[Collected data entries]
● ● ●
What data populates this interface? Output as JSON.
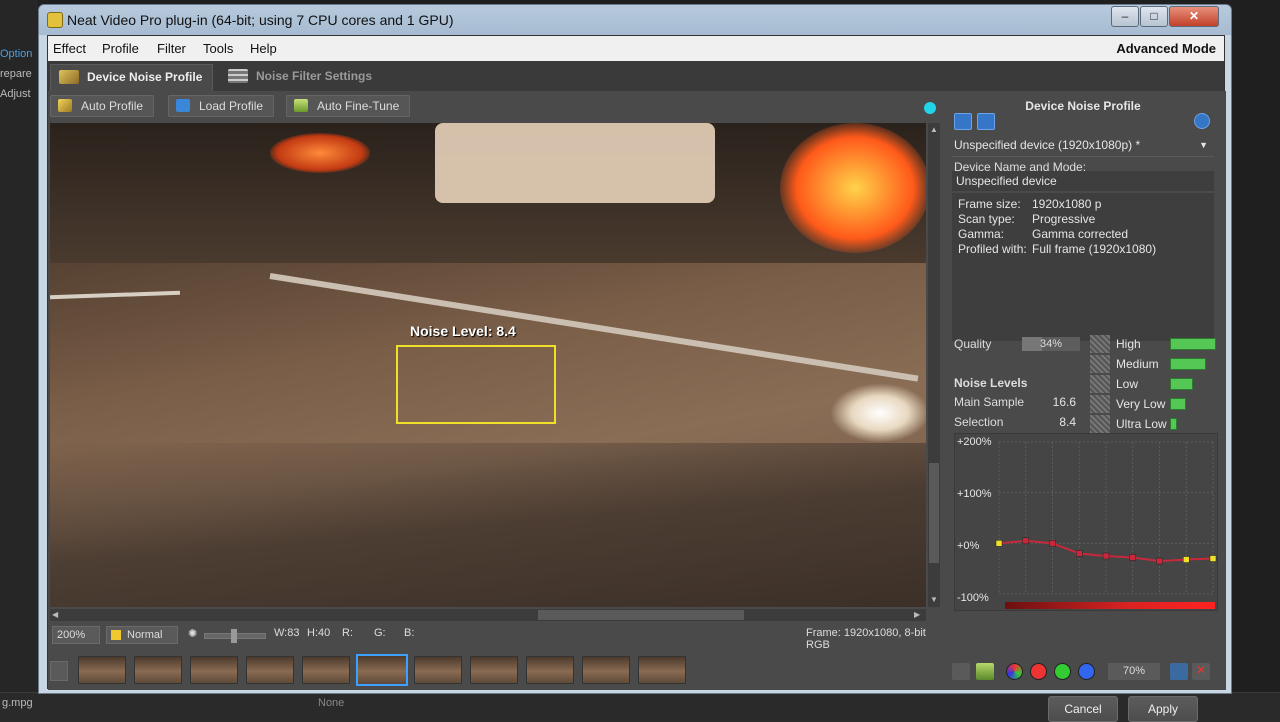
{
  "host": {
    "left_labels": [
      "Option",
      "repare",
      "Adjust"
    ],
    "bottom_file": "g.mpg",
    "bottom_none": "None"
  },
  "window": {
    "title": "Neat Video Pro plug-in (64-bit; using 7 CPU cores and 1 GPU)",
    "minimize": "–",
    "maximize": "□",
    "close": "✕"
  },
  "menu": {
    "items": [
      "Effect",
      "Profile",
      "Filter",
      "Tools",
      "Help"
    ],
    "mode": "Advanced Mode"
  },
  "tabs": [
    {
      "label": "Device Noise Profile",
      "active": true
    },
    {
      "label": "Noise Filter Settings",
      "active": false
    }
  ],
  "toolbar": {
    "auto_profile": "Auto Profile",
    "load_profile": "Load Profile",
    "auto_fine_tune": "Auto Fine-Tune"
  },
  "viewer": {
    "noise_label": "Noise Level: 8.4"
  },
  "statusbar": {
    "zoom": "200%",
    "blend": "Normal",
    "w": "W:83",
    "h": "H:40",
    "r": "R:",
    "g": "G:",
    "b": "B:",
    "frame_info": "Frame: 1920x1080, 8-bit RGB"
  },
  "panel": {
    "title": "Device Noise Profile",
    "device_select": "Unspecified device (1920x1080p) *",
    "device_name_label": "Device Name and Mode:",
    "device_name": "Unspecified device",
    "info": [
      {
        "k": "Frame size:",
        "v": "1920x1080 p"
      },
      {
        "k": "Scan type:",
        "v": "Progressive"
      },
      {
        "k": "Gamma:",
        "v": "Gamma corrected"
      },
      {
        "k": "Profiled with:",
        "v": "Full frame (1920x1080)"
      }
    ],
    "quality_label": "Quality",
    "quality_value": "34%",
    "quality_fraction": 0.34,
    "noise_levels_label": "Noise Levels",
    "main_sample_label": "Main Sample",
    "main_sample_value": "16.6",
    "selection_label": "Selection",
    "selection_value": "8.4",
    "levels": [
      {
        "label": "High",
        "fraction": 1.0
      },
      {
        "label": "Medium",
        "fraction": 0.78
      },
      {
        "label": "Low",
        "fraction": 0.5
      },
      {
        "label": "Very Low",
        "fraction": 0.35
      },
      {
        "label": "Ultra Low",
        "fraction": 0.15
      }
    ],
    "graph_labels": [
      "+200%",
      "+100%",
      "+0%",
      "-100%"
    ],
    "curve_values": [
      0,
      5,
      0,
      -20,
      -25,
      -28,
      -35,
      -32,
      -30
    ],
    "percent": "70%",
    "cancel": "Cancel",
    "apply": "Apply"
  },
  "colors": {
    "accent": "#22d4e8",
    "selection_box": "#f0e02a",
    "level_bar": "#55c755",
    "curve": "#c8283c"
  }
}
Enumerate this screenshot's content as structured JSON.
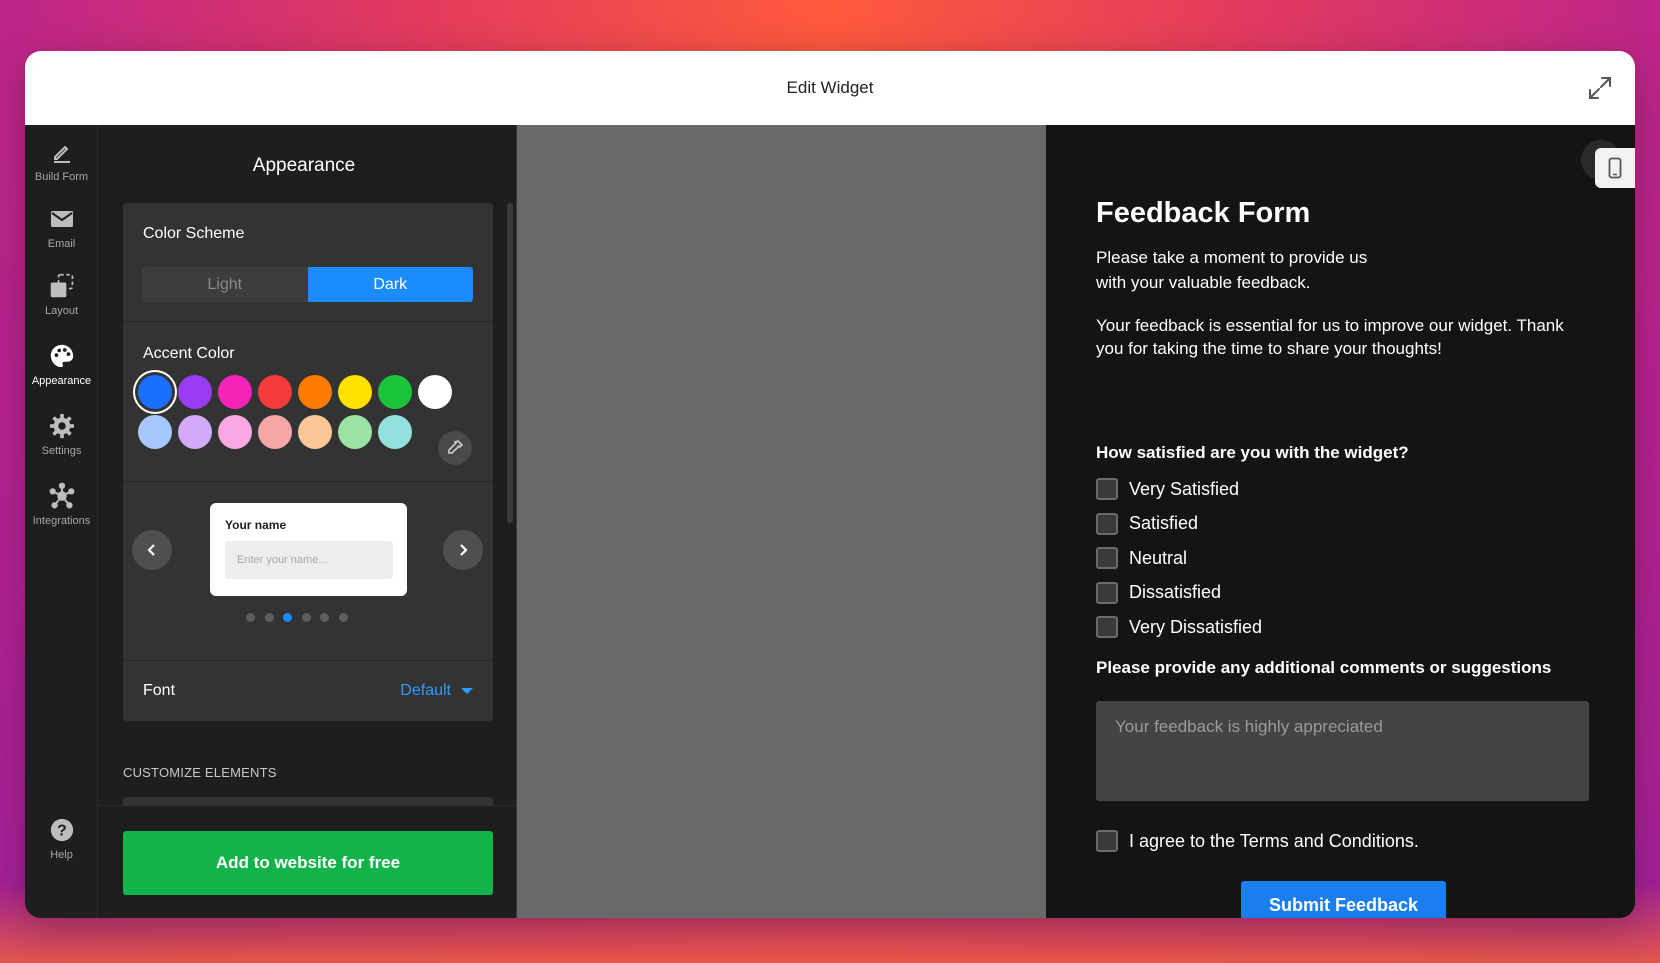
{
  "window": {
    "title": "Edit Widget"
  },
  "nav": {
    "items": [
      {
        "label": "Build Form",
        "icon": "pencil-icon"
      },
      {
        "label": "Email",
        "icon": "envelope-icon"
      },
      {
        "label": "Layout",
        "icon": "layout-icon"
      },
      {
        "label": "Appearance",
        "icon": "palette-icon",
        "active": true
      },
      {
        "label": "Settings",
        "icon": "gear-icon"
      },
      {
        "label": "Integrations",
        "icon": "integrations-icon"
      }
    ],
    "help_label": "Help"
  },
  "panel": {
    "title": "Appearance",
    "color_scheme": {
      "label": "Color Scheme",
      "options": [
        "Light",
        "Dark"
      ],
      "selected": "Dark"
    },
    "accent_color": {
      "label": "Accent Color",
      "row1": [
        "#1a6fff",
        "#9b3cf5",
        "#f523b7",
        "#f53b3b",
        "#ff7b00",
        "#ffe100",
        "#1cc43b",
        "#ffffff"
      ],
      "row2": [
        "#a5c9ff",
        "#d3aaf8",
        "#f9a8e4",
        "#f8a5a5",
        "#fcc797",
        "#9be3a2",
        "#93e1dd"
      ],
      "selected": "#1a6fff"
    },
    "preview_card": {
      "label": "Your name",
      "placeholder": "Enter your name..."
    },
    "carousel": {
      "count": 6,
      "active_index": 2
    },
    "font": {
      "label": "Font",
      "value": "Default"
    },
    "customize_label": "CUSTOMIZE ELEMENTS",
    "add_button": "Add to website for free"
  },
  "form": {
    "title": "Feedback Form",
    "intro": "Please take a moment to provide us with your valuable feedback.",
    "description": "Your feedback is essential for us to improve our widget. Thank you for taking the time to share your thoughts!",
    "question1": "How satisfied are you with the widget?",
    "options": [
      "Very Satisfied",
      "Satisfied",
      "Neutral",
      "Dissatisfied",
      "Very Dissatisfied"
    ],
    "question2": "Please provide any additional comments or suggestions",
    "textarea_placeholder": "Your feedback is highly appreciated",
    "terms": "I agree to the Terms and Conditions.",
    "submit": "Submit Feedback"
  }
}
● ● ●
_To do_
Keep the pictures out of your copy, and repeat every entry above exactly.

_Response to this task_
What data populates this interface? Output as JSON.
{
  "host": {
    "left_labels": [
      "Option",
      "repare",
      "Adjust"
    ],
    "bottom_file": "g.mpg",
    "bottom_none": "None"
  },
  "window": {
    "title": "Neat Video Pro plug-in (64-bit; using 7 CPU cores and 1 GPU)",
    "minimize": "–",
    "maximize": "□",
    "close": "✕"
  },
  "menu": {
    "items": [
      "Effect",
      "Profile",
      "Filter",
      "Tools",
      "Help"
    ],
    "mode": "Advanced Mode"
  },
  "tabs": [
    {
      "label": "Device Noise Profile",
      "active": true
    },
    {
      "label": "Noise Filter Settings",
      "active": false
    }
  ],
  "toolbar": {
    "auto_profile": "Auto Profile",
    "load_profile": "Load Profile",
    "auto_fine_tune": "Auto Fine-Tune"
  },
  "viewer": {
    "noise_label": "Noise Level: 8.4"
  },
  "statusbar": {
    "zoom": "200%",
    "blend": "Normal",
    "w": "W:83",
    "h": "H:40",
    "r": "R:",
    "g": "G:",
    "b": "B:",
    "frame_info": "Frame: 1920x1080, 8-bit RGB"
  },
  "panel": {
    "title": "Device Noise Profile",
    "device_select": "Unspecified device (1920x1080p) *",
    "device_name_label": "Device Name and Mode:",
    "device_name": "Unspecified device",
    "info": [
      {
        "k": "Frame size:",
        "v": "1920x1080 p"
      },
      {
        "k": "Scan type:",
        "v": "Progressive"
      },
      {
        "k": "Gamma:",
        "v": "Gamma corrected"
      },
      {
        "k": "Profiled with:",
        "v": "Full frame (1920x1080)"
      }
    ],
    "quality_label": "Quality",
    "quality_value": "34%",
    "quality_fraction": 0.34,
    "noise_levels_label": "Noise Levels",
    "main_sample_label": "Main Sample",
    "main_sample_value": "16.6",
    "selection_label": "Selection",
    "selection_value": "8.4",
    "levels": [
      {
        "label": "High",
        "fraction": 1.0
      },
      {
        "label": "Medium",
        "fraction": 0.78
      },
      {
        "label": "Low",
        "fraction": 0.5
      },
      {
        "label": "Very Low",
        "fraction": 0.35
      },
      {
        "label": "Ultra Low",
        "fraction": 0.15
      }
    ],
    "graph_labels": [
      "+200%",
      "+100%",
      "+0%",
      "-100%"
    ],
    "curve_values": [
      0,
      5,
      0,
      -20,
      -25,
      -28,
      -35,
      -32,
      -30
    ],
    "percent": "70%",
    "cancel": "Cancel",
    "apply": "Apply"
  },
  "colors": {
    "accent": "#22d4e8",
    "selection_box": "#f0e02a",
    "level_bar": "#55c755",
    "curve": "#c8283c"
  }
}
Enumerate this screenshot's content as structured JSON.
{
  "window": {
    "title": "Edit Widget"
  },
  "nav": {
    "items": [
      {
        "label": "Build Form",
        "icon": "pencil-icon"
      },
      {
        "label": "Email",
        "icon": "envelope-icon"
      },
      {
        "label": "Layout",
        "icon": "layout-icon"
      },
      {
        "label": "Appearance",
        "icon": "palette-icon",
        "active": true
      },
      {
        "label": "Settings",
        "icon": "gear-icon"
      },
      {
        "label": "Integrations",
        "icon": "integrations-icon"
      }
    ],
    "help_label": "Help"
  },
  "panel": {
    "title": "Appearance",
    "color_scheme": {
      "label": "Color Scheme",
      "options": [
        "Light",
        "Dark"
      ],
      "selected": "Dark"
    },
    "accent_color": {
      "label": "Accent Color",
      "row1": [
        "#1a6fff",
        "#9b3cf5",
        "#f523b7",
        "#f53b3b",
        "#ff7b00",
        "#ffe100",
        "#1cc43b",
        "#ffffff"
      ],
      "row2": [
        "#a5c9ff",
        "#d3aaf8",
        "#f9a8e4",
        "#f8a5a5",
        "#fcc797",
        "#9be3a2",
        "#93e1dd"
      ],
      "selected": "#1a6fff"
    },
    "preview_card": {
      "label": "Your name",
      "placeholder": "Enter your name..."
    },
    "carousel": {
      "count": 6,
      "active_index": 2
    },
    "font": {
      "label": "Font",
      "value": "Default"
    },
    "customize_label": "CUSTOMIZE ELEMENTS",
    "add_button": "Add to website for free"
  },
  "form": {
    "title": "Feedback Form",
    "intro": "Please take a moment to provide us with your valuable feedback.",
    "description": "Your feedback is essential for us to improve our widget. Thank you for taking the time to share your thoughts!",
    "question1": "How satisfied are you with the widget?",
    "options": [
      "Very Satisfied",
      "Satisfied",
      "Neutral",
      "Dissatisfied",
      "Very Dissatisfied"
    ],
    "question2": "Please provide any additional comments or suggestions",
    "textarea_placeholder": "Your feedback is highly appreciated",
    "terms": "I agree to the Terms and Conditions.",
    "submit": "Submit Feedback"
  }
}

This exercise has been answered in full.